(A run of records)
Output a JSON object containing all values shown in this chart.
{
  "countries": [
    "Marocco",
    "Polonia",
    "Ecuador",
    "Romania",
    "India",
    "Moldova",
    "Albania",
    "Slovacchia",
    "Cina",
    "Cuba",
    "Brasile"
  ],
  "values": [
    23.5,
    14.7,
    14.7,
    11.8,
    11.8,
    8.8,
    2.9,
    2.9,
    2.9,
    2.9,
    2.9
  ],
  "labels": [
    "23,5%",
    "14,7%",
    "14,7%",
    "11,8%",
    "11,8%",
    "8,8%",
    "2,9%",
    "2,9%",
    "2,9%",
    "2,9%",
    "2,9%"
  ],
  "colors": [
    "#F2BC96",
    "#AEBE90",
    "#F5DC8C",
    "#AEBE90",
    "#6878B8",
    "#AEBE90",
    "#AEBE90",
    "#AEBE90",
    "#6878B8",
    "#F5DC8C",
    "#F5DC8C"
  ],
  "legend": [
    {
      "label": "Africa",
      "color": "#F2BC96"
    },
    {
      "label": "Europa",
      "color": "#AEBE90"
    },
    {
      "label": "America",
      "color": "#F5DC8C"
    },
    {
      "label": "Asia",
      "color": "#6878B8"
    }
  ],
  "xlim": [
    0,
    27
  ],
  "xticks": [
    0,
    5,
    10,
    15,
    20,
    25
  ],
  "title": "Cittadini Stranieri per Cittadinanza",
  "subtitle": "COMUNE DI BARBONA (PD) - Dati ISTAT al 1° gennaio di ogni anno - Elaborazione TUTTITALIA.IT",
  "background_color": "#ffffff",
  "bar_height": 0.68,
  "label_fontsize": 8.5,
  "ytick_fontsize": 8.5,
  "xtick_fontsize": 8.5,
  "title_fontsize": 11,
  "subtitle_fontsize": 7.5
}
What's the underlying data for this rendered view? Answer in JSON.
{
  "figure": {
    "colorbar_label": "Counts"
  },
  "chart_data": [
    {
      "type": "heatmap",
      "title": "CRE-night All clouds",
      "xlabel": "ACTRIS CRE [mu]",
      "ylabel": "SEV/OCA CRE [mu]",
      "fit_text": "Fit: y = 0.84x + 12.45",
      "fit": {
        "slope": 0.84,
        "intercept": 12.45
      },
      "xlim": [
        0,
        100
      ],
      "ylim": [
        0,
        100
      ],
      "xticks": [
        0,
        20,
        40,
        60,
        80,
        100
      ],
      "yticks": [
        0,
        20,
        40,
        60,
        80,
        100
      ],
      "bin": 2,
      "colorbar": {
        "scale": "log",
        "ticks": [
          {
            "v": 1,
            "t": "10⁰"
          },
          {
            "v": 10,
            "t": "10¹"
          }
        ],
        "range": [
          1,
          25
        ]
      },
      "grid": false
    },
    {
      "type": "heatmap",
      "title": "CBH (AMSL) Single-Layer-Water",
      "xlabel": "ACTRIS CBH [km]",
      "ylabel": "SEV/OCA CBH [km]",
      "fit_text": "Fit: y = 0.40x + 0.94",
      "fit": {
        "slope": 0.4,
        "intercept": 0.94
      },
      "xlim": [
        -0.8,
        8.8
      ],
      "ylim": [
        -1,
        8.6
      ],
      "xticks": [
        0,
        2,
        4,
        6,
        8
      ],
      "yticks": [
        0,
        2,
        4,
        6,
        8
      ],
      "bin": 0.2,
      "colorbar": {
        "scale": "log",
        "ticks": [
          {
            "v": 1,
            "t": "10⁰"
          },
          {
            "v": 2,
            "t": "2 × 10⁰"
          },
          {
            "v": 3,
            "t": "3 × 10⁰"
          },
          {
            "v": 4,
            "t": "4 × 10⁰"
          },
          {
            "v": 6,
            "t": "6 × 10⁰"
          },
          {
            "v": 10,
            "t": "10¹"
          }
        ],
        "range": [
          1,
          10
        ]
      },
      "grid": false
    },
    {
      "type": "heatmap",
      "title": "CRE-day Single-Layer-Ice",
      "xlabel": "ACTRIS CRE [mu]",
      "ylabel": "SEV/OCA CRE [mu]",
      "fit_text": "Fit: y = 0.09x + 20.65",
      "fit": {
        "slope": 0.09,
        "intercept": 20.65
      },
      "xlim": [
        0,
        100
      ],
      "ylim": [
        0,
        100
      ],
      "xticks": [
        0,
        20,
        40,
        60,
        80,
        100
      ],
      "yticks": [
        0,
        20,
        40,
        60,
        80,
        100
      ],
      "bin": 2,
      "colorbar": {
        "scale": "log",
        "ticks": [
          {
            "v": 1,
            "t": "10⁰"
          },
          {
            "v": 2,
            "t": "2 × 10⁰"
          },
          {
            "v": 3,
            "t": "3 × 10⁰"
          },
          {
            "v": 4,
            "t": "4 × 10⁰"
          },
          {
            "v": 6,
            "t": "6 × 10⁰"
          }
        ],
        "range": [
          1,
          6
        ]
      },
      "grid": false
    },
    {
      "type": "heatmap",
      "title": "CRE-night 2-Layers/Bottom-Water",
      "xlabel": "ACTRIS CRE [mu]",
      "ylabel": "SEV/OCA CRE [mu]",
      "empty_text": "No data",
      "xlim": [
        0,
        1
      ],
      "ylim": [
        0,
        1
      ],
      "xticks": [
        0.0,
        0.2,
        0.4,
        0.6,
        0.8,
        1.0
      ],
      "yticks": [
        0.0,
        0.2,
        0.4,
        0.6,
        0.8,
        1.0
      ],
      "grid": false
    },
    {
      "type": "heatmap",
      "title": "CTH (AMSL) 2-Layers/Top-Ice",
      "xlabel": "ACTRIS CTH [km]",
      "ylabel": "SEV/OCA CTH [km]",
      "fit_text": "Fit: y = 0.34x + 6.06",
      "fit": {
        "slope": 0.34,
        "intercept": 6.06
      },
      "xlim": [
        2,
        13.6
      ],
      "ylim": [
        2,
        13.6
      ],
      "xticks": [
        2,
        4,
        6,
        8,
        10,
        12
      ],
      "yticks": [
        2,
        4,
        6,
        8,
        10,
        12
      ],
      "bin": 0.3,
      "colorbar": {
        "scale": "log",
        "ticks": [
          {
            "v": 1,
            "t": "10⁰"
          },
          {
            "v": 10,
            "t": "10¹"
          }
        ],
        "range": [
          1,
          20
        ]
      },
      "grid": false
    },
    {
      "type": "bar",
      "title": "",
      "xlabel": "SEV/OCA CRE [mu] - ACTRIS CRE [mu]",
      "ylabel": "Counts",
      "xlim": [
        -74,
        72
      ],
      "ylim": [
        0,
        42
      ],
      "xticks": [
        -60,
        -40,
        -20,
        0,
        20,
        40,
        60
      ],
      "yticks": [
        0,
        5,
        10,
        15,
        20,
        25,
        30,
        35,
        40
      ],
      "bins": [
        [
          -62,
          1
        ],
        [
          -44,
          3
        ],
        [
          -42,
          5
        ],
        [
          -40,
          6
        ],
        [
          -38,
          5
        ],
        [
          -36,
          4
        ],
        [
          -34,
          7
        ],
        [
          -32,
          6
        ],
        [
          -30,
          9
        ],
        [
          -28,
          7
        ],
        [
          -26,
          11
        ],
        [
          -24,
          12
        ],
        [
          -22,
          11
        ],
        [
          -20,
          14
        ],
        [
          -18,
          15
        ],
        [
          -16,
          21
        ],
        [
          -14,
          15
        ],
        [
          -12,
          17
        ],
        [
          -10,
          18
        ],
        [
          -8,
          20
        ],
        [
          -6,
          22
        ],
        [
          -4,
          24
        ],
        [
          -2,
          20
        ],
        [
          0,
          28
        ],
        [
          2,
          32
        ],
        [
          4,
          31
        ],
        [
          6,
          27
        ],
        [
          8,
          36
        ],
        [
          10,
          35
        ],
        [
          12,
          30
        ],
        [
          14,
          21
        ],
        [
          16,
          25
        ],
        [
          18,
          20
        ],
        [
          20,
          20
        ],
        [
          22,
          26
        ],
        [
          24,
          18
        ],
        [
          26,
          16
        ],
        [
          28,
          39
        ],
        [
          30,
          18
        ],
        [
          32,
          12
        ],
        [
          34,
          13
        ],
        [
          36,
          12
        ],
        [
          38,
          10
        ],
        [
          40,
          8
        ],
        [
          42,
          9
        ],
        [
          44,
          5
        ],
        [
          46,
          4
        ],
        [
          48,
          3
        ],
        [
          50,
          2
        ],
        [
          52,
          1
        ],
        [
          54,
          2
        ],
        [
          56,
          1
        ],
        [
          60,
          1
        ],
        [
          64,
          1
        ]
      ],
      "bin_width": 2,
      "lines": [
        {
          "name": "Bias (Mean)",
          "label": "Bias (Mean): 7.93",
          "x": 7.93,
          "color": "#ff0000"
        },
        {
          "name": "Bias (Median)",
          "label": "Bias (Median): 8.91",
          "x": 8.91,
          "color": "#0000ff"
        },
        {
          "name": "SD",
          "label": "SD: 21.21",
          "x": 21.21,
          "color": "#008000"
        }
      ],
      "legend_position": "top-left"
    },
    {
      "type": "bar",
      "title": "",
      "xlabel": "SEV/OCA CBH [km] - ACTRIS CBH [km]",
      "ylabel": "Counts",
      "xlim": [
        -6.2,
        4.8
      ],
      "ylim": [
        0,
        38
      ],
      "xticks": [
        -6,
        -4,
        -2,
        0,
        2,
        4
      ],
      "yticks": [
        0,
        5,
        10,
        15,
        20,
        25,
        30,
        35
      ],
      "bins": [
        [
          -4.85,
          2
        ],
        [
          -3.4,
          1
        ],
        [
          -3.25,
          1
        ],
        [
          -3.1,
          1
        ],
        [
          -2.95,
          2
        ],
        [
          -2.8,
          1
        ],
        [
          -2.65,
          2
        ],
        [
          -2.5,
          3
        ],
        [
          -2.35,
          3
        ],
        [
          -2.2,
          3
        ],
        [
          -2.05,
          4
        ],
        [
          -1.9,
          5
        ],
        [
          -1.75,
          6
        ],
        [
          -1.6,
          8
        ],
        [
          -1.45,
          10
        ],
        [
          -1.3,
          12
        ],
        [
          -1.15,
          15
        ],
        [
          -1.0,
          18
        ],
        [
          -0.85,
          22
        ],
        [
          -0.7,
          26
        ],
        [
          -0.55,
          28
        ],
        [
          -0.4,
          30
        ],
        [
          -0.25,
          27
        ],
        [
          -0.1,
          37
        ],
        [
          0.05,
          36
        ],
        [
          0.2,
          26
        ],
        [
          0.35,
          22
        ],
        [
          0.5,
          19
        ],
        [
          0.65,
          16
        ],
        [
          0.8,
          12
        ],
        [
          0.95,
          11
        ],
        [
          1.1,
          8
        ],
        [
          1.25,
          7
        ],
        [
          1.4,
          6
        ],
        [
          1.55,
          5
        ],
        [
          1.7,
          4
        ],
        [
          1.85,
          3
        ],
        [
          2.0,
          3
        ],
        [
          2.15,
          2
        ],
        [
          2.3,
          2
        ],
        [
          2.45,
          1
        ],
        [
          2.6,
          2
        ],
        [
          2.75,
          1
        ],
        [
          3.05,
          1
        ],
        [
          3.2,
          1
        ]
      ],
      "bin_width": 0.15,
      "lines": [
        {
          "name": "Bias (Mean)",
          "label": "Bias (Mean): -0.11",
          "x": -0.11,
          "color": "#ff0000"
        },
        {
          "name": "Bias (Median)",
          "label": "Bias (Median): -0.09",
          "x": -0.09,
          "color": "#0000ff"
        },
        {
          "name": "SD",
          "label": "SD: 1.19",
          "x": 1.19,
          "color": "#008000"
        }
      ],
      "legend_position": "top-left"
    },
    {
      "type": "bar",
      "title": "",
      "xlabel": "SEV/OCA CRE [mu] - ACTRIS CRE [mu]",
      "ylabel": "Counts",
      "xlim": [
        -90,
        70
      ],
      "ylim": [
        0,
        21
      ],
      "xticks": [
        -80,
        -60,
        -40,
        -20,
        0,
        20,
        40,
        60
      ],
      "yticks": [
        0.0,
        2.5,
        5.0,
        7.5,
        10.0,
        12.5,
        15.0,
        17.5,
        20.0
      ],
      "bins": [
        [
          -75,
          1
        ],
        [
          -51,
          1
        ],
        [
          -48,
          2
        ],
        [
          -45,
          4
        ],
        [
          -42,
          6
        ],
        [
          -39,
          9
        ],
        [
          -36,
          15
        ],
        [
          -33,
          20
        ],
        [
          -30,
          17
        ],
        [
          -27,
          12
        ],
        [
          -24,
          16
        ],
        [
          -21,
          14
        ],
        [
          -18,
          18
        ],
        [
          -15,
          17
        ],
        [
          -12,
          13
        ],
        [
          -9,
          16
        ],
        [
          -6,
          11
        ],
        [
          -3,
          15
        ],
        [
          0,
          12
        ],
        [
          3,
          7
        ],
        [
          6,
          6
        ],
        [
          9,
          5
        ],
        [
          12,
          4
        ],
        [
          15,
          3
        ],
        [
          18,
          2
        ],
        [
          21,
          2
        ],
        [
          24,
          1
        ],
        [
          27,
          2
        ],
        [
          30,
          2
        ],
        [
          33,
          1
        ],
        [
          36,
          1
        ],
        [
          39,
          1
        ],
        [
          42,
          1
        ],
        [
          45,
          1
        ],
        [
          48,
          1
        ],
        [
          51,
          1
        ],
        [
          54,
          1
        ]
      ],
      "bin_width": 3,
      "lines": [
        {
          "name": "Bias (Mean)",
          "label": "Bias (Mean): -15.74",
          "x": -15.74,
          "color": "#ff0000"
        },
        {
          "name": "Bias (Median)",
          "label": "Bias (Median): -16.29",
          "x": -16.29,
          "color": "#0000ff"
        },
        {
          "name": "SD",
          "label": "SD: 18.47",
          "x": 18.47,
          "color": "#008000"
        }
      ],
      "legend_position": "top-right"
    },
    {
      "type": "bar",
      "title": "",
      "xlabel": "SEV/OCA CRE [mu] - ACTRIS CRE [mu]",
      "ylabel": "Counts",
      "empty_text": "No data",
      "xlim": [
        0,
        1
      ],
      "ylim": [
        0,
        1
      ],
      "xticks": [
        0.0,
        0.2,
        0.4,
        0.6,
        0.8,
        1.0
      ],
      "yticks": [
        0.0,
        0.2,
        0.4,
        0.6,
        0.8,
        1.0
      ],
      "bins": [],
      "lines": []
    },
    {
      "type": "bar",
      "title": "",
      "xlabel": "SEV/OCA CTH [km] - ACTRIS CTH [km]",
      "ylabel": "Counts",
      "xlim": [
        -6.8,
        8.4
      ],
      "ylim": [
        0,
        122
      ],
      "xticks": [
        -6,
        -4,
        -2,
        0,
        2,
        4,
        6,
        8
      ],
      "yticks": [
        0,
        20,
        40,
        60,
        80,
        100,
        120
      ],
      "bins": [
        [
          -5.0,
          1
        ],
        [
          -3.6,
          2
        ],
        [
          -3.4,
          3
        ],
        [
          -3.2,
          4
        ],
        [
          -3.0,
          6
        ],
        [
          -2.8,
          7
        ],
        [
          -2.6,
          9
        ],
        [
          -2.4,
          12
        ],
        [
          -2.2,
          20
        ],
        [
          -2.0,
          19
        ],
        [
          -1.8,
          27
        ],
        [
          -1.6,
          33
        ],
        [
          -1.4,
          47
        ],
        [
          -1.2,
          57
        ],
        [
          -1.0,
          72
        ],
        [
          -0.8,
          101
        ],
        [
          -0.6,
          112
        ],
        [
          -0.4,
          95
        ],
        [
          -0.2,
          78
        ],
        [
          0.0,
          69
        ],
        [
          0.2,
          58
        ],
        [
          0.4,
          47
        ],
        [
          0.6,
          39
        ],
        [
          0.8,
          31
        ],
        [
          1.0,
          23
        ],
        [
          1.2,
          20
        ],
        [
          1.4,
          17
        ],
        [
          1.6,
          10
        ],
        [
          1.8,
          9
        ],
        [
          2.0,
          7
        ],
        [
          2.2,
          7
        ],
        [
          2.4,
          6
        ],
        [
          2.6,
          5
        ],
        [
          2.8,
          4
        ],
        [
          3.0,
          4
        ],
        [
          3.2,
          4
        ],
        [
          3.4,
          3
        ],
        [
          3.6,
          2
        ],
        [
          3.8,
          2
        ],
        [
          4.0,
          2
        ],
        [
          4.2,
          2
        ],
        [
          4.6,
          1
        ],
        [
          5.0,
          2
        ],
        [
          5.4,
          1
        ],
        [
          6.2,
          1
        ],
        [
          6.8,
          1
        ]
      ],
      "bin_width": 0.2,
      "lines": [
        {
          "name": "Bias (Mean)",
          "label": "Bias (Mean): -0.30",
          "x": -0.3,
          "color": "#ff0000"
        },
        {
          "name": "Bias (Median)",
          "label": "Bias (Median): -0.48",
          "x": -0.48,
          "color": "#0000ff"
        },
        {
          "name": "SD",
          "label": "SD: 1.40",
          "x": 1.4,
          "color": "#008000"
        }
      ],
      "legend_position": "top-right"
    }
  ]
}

--- Aim of the task ---
Copy every line of the records above that contains "night".

--- Task solution ---
      "title": "CRE-night All clouds",
      "title": "CRE-night 2-Layers/Bottom-Water",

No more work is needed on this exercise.